[Begin]

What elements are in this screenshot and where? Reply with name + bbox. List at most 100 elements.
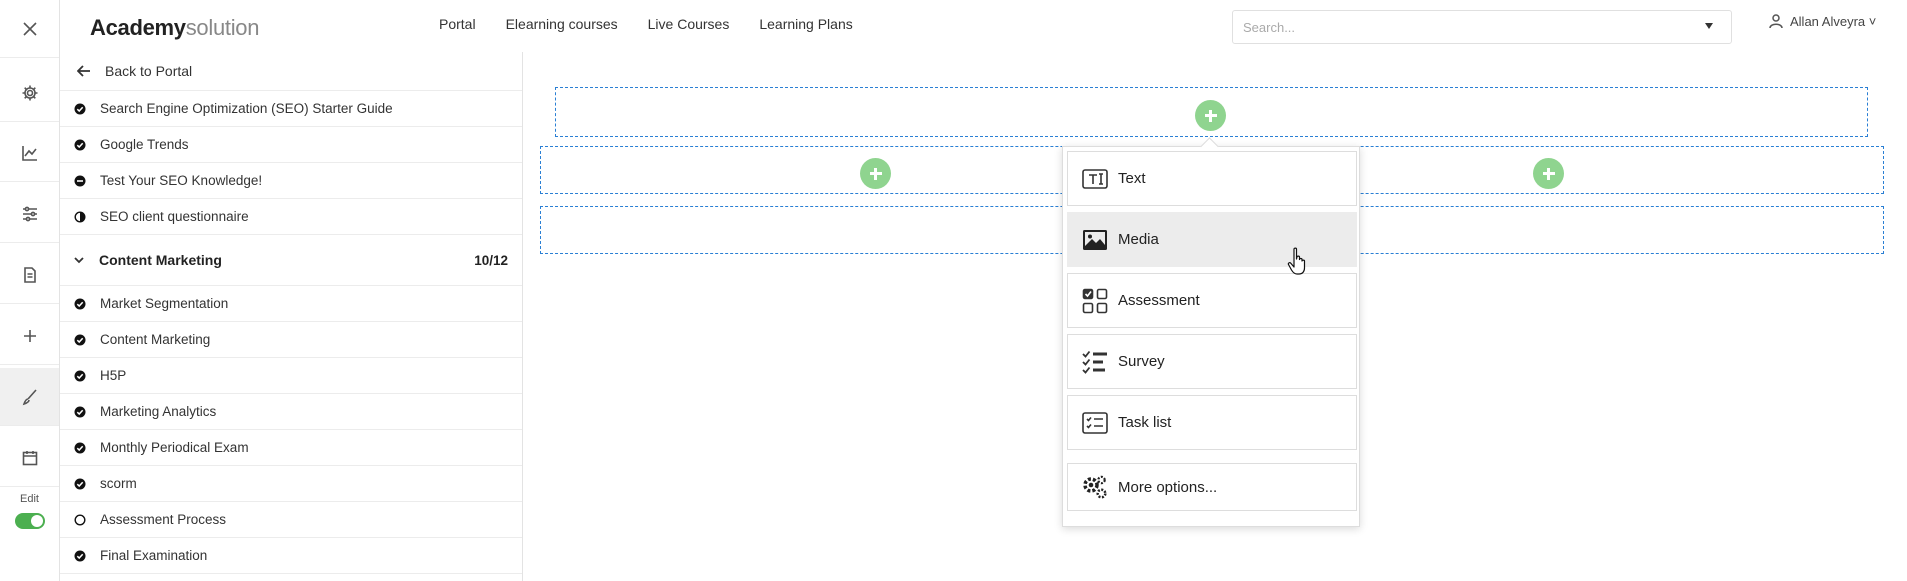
check-circle-icon [74, 298, 86, 309]
settings-button[interactable] [0, 64, 59, 122]
option-text-label: Text [1118, 170, 1146, 187]
check-circle-icon [74, 103, 86, 114]
lesson-item[interactable]: Assessment Process [60, 502, 522, 538]
edit-design-button[interactable] [0, 368, 59, 426]
back-label: Back to Portal [105, 63, 193, 79]
option-task-list[interactable]: Task list [1067, 395, 1357, 450]
check-circle-icon [74, 478, 86, 489]
check-circle-icon [74, 550, 86, 561]
gear-icon [22, 85, 37, 100]
close-icon [22, 21, 37, 36]
lesson-item-label: Search Engine Optimization (SEO) Starter… [100, 101, 393, 116]
user-menu[interactable]: Allan Alveyra ˅ [1768, 13, 1876, 29]
logo-light-text: solution [185, 15, 260, 40]
option-more-label: More options... [1118, 478, 1218, 496]
text-icon [1082, 168, 1108, 189]
add-button[interactable] [0, 307, 59, 365]
survey-icon [1082, 350, 1107, 374]
add-block-menu: Text Media Assessment Survey Task list M… [1062, 146, 1360, 527]
close-button[interactable] [0, 0, 59, 58]
lesson-item[interactable]: scorm [60, 466, 522, 502]
search-input[interactable] [1243, 17, 1683, 37]
brush-icon [22, 388, 37, 405]
check-circle-icon [74, 139, 86, 150]
section-title: Content Marketing [99, 252, 222, 268]
user-name: Allan Alveyra ˅ [1790, 13, 1877, 29]
check-circle-icon [74, 442, 86, 453]
filters-button[interactable] [0, 185, 59, 243]
lesson-item-label: SEO client questionnaire [100, 209, 249, 224]
chevron-down-icon[interactable] [1705, 23, 1713, 29]
assessment-icon [1082, 288, 1108, 313]
lesson-item[interactable]: Final Examination [60, 538, 522, 574]
option-survey[interactable]: Survey [1067, 334, 1357, 389]
lesson-item[interactable]: Test Your SEO Knowledge! [60, 163, 522, 199]
left-rail: Edit [0, 0, 60, 581]
lesson-item[interactable]: Monthly Periodical Exam [60, 430, 522, 466]
nav-portal[interactable]: Portal [439, 16, 476, 32]
nav-elearning-courses[interactable]: Elearning courses [506, 16, 618, 32]
analytics-button[interactable] [0, 124, 59, 182]
section-progress-count: 10/12 [474, 252, 508, 268]
logo[interactable]: Academysolution [90, 15, 259, 41]
calendar-icon [22, 450, 37, 465]
lesson-item[interactable]: Market Segmentation [60, 286, 522, 322]
empty-circle-icon [74, 513, 86, 526]
option-assessment[interactable]: Assessment [1067, 273, 1357, 328]
top-header: Academysolution Portal Elearning courses… [60, 0, 1907, 52]
nav-learning-plans[interactable]: Learning Plans [759, 16, 852, 32]
check-circle-icon [74, 370, 86, 381]
minus-circle-icon [74, 175, 86, 186]
user-icon [1769, 14, 1783, 29]
hand-pointer-icon [1287, 247, 1306, 275]
lesson-item[interactable]: Google Trends [60, 127, 522, 163]
option-more[interactable]: More options... [1067, 463, 1357, 511]
lesson-item-label: Market Segmentation [100, 296, 229, 311]
check-circle-icon [74, 406, 86, 417]
gears-icon [1083, 475, 1107, 499]
plus-icon [23, 329, 36, 342]
edit-label: Edit [20, 493, 39, 505]
lesson-item[interactable]: SEO client questionnaire [60, 199, 522, 235]
lesson-item[interactable]: Marketing Analytics [60, 394, 522, 430]
add-block-button-row1[interactable] [1195, 100, 1226, 131]
nav-live-courses[interactable]: Live Courses [648, 16, 730, 32]
lesson-item[interactable]: Search Engine Optimization (SEO) Starter… [60, 91, 522, 127]
option-media-label: Media [1118, 231, 1159, 248]
option-assessment-label: Assessment [1118, 292, 1200, 309]
arrow-left-icon [77, 65, 90, 77]
sliders-icon [22, 206, 37, 221]
check-circle-icon [74, 334, 86, 345]
option-text[interactable]: Text [1067, 151, 1357, 206]
add-block-button-row2-left[interactable] [860, 158, 891, 189]
image-icon [1083, 229, 1107, 250]
lesson-item-label: H5P [100, 368, 127, 383]
document-icon [23, 266, 36, 283]
lesson-item-label: scorm [100, 476, 137, 491]
edit-toggle[interactable] [15, 513, 45, 529]
chart-line-icon [21, 145, 37, 161]
option-survey-label: Survey [1118, 353, 1165, 370]
lesson-item-label: Monthly Periodical Exam [100, 440, 249, 455]
chevron-down-icon [74, 257, 84, 264]
lesson-item-label: Content Marketing [100, 332, 211, 347]
lesson-item-label: Test Your SEO Knowledge! [100, 173, 263, 188]
logo-bold-text: Academy [90, 15, 186, 40]
lesson-item[interactable]: Content Marketing [60, 322, 522, 358]
search-box[interactable] [1232, 10, 1732, 44]
lesson-item-label: Final Examination [100, 548, 208, 563]
option-task-list-label: Task list [1118, 414, 1172, 431]
back-to-portal-link[interactable]: Back to Portal [60, 52, 522, 91]
main-nav: Portal Elearning courses Live Courses Le… [439, 16, 853, 32]
lesson-item-label: Marketing Analytics [100, 404, 217, 419]
option-media[interactable]: Media [1067, 212, 1357, 267]
section-content-marketing[interactable]: Content Marketing 10/12 [60, 235, 522, 286]
lesson-item-label: Assessment Process [100, 512, 227, 527]
task-list-icon [1082, 411, 1108, 434]
document-button[interactable] [0, 246, 59, 304]
lesson-item-label: Google Trends [100, 137, 189, 152]
lesson-item[interactable]: H5P [60, 358, 522, 394]
add-block-button-row2-right[interactable] [1533, 158, 1564, 189]
half-circle-icon [74, 210, 86, 223]
calendar-button[interactable] [0, 429, 59, 487]
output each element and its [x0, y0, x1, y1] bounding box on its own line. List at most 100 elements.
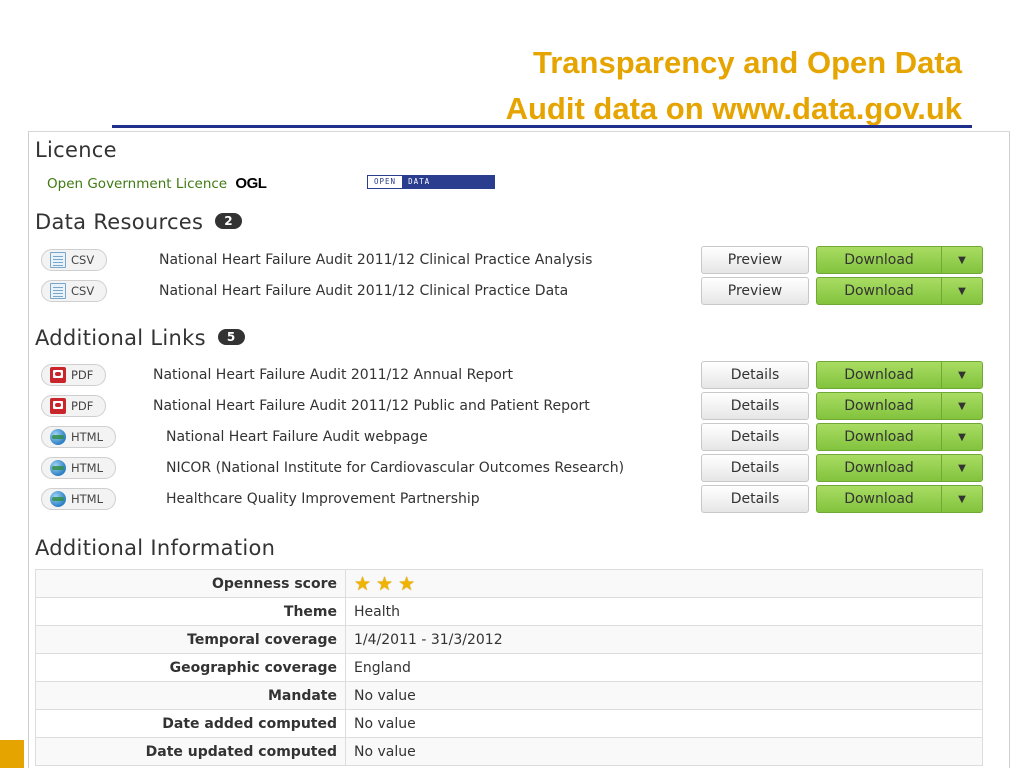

[End]

• **Given instruction**: Please copy the items from the line containing "check-circle-icon [74, 298, 86, 309]" through the line containing "back-label: Back to Portal [105, 63, 193, 79]", inclusive, reproducing each line precisely.

• **Response to this task**:
check-circle-icon [74, 298, 86, 309]
settings-button[interactable] [0, 64, 59, 122]
option-text-label: Text [1118, 170, 1146, 187]
check-circle-icon [74, 103, 86, 114]
lesson-item[interactable]: Assessment Process [60, 502, 522, 538]
edit-design-button[interactable] [0, 368, 59, 426]
back-label: Back to Portal [105, 63, 193, 79]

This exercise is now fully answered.